Leave out the pictures, and quote exactly the lines running from the one with "Read out every word on this page." through the last line of the entries below.

Dataset excerpts:
-.-.-
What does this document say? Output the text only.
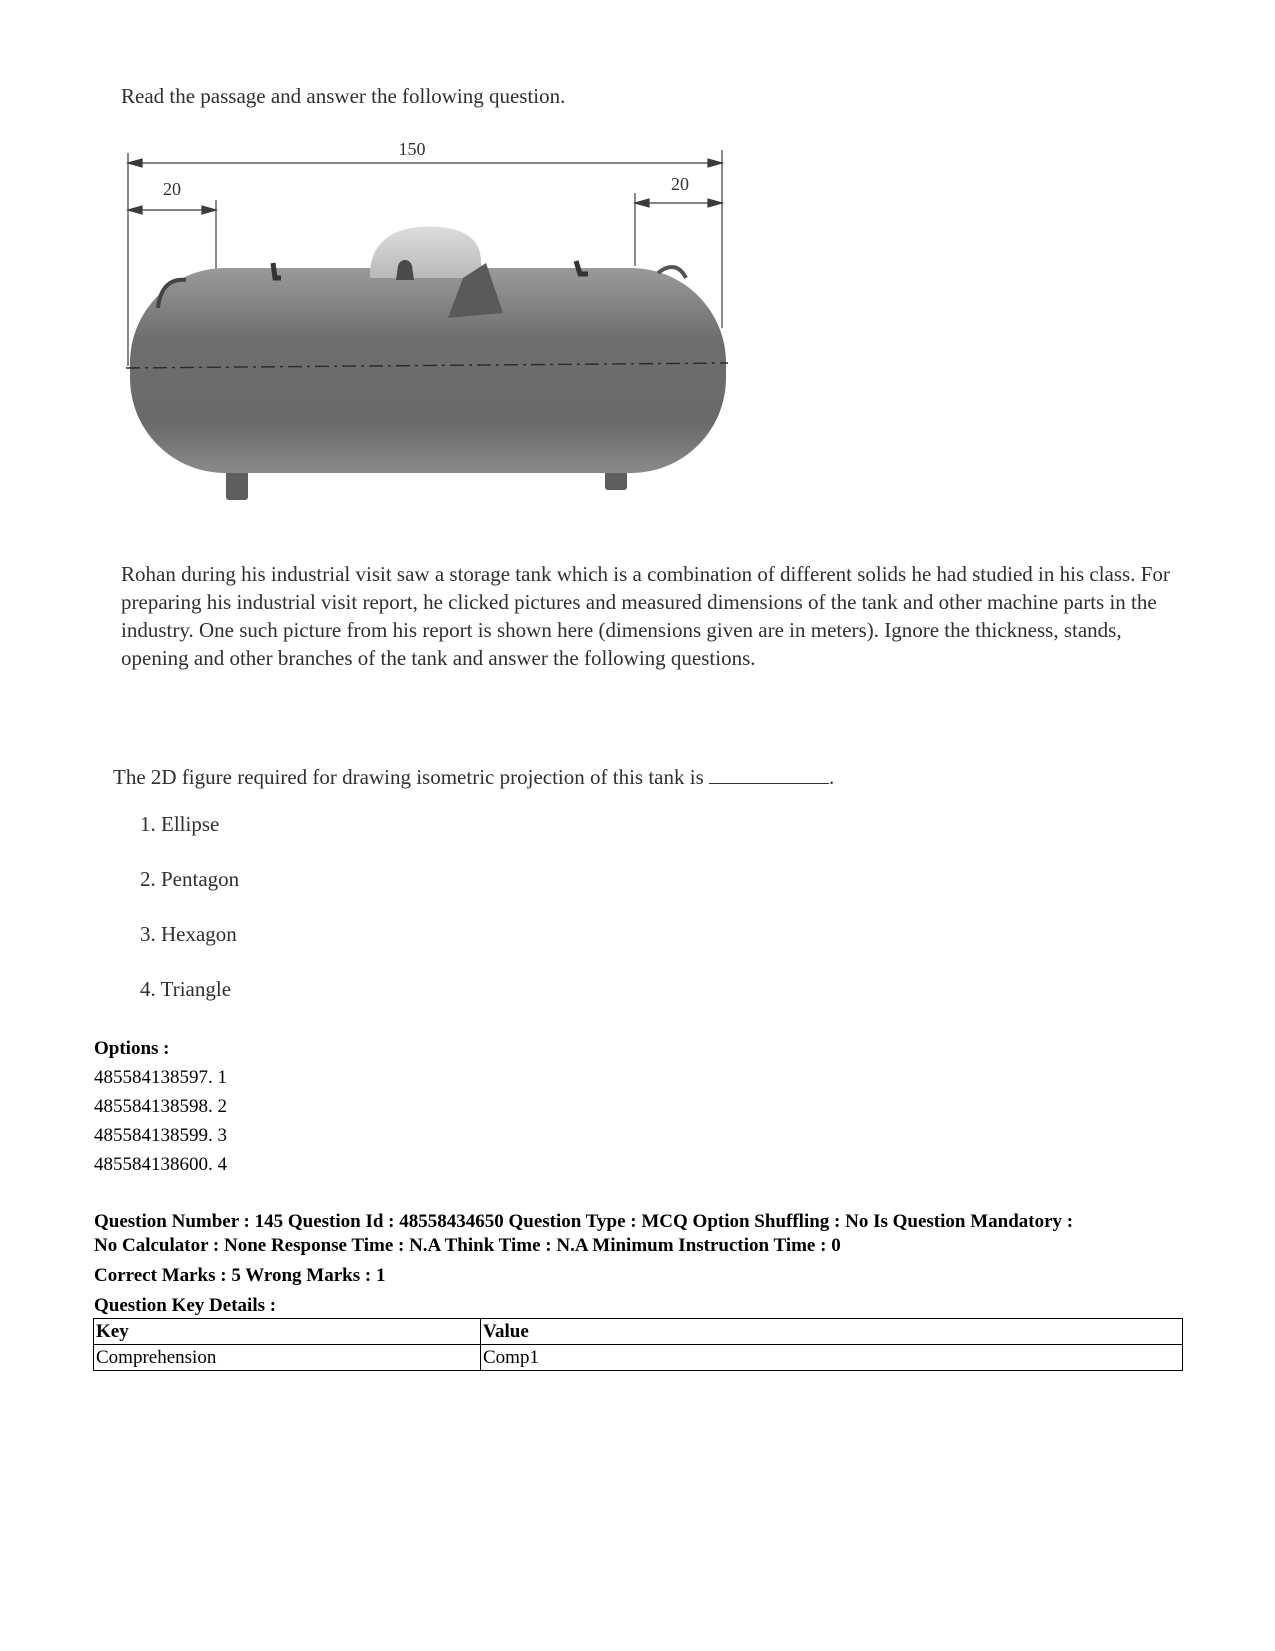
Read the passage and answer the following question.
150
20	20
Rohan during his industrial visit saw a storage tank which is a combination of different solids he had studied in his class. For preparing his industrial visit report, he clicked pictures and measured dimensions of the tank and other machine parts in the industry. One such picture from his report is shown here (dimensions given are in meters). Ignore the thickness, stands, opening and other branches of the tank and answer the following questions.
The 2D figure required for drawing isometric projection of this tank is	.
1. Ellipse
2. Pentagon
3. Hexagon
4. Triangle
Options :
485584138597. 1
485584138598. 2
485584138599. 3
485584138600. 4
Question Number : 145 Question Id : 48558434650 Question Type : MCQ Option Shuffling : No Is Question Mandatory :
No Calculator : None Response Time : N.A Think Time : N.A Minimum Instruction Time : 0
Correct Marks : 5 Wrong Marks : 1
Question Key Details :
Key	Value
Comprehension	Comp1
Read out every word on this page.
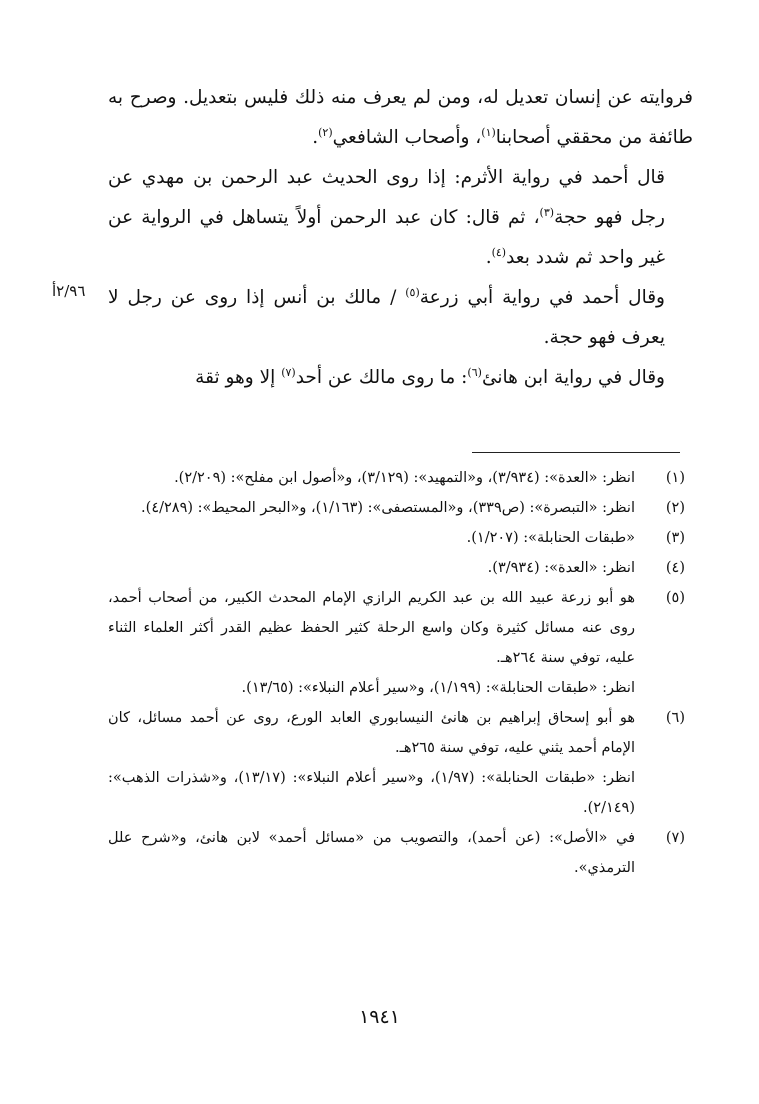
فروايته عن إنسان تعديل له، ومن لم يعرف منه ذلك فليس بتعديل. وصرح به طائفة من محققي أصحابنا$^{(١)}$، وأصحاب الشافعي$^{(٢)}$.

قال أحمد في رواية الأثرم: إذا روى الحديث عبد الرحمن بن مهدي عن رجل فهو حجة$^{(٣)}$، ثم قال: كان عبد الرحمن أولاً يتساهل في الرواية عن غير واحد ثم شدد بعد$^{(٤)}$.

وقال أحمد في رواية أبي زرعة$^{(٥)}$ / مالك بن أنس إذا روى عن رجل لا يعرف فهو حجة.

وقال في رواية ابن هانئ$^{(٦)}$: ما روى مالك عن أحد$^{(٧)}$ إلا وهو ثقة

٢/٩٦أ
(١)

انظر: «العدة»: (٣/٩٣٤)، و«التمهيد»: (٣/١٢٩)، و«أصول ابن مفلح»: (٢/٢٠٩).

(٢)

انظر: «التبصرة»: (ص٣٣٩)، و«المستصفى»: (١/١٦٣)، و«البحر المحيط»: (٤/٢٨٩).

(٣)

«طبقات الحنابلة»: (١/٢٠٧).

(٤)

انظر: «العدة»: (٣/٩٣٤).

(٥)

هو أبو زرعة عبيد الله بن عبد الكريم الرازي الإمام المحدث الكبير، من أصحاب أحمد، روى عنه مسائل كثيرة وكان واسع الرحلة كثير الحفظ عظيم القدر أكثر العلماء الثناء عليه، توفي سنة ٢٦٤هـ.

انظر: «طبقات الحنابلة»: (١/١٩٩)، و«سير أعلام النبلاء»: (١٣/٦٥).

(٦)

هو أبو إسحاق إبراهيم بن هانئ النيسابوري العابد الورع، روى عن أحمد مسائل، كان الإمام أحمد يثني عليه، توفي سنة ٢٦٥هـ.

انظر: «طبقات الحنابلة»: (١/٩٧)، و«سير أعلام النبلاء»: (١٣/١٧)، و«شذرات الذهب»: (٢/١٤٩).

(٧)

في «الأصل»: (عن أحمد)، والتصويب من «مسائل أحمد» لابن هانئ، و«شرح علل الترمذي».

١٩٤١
-.-.-
Result for this exercise:
Read out every word on this page.
فروايته عن إنسان تعديل له، ومن لم يعرف منه ذلك فليس بتعديل. وصرح به طائفة من محققي أصحابنا$^{(١)}$، وأصحاب الشافعي$^{(٢)}$.

قال أحمد في رواية الأثرم: إذا روى الحديث عبد الرحمن بن مهدي عن رجل فهو حجة$^{(٣)}$، ثم قال: كان عبد الرحمن أولاً يتساهل في الرواية عن غير واحد ثم شدد بعد$^{(٤)}$.

وقال أحمد في رواية أبي زرعة$^{(٥)}$ / مالك بن أنس إذا روى عن رجل لا يعرف فهو حجة.

وقال في رواية ابن هانئ$^{(٦)}$: ما روى مالك عن أحد$^{(٧)}$ إلا وهو ثقة

٢/٩٦أ
(١)

انظر: «العدة»: (٣/٩٣٤)، و«التمهيد»: (٣/١٢٩)، و«أصول ابن مفلح»: (٢/٢٠٩).

(٢)

انظر: «التبصرة»: (ص٣٣٩)، و«المستصفى»: (١/١٦٣)، و«البحر المحيط»: (٤/٢٨٩).

(٣)

«طبقات الحنابلة»: (١/٢٠٧).

(٤)

انظر: «العدة»: (٣/٩٣٤).

(٥)

هو أبو زرعة عبيد الله بن عبد الكريم الرازي الإمام المحدث الكبير، من أصحاب أحمد، روى عنه مسائل كثيرة وكان واسع الرحلة كثير الحفظ عظيم القدر أكثر العلماء الثناء عليه، توفي سنة ٢٦٤هـ.

انظر: «طبقات الحنابلة»: (١/١٩٩)، و«سير أعلام النبلاء»: (١٣/٦٥).

(٦)

هو أبو إسحاق إبراهيم بن هانئ النيسابوري العابد الورع، روى عن أحمد مسائل، كان الإمام أحمد يثني عليه، توفي سنة ٢٦٥هـ.

انظر: «طبقات الحنابلة»: (١/٩٧)، و«سير أعلام النبلاء»: (١٣/١٧)، و«شذرات الذهب»: (٢/١٤٩).

(٧)

في «الأصل»: (عن أحمد)، والتصويب من «مسائل أحمد» لابن هانئ، و«شرح علل الترمذي».

١٩٤١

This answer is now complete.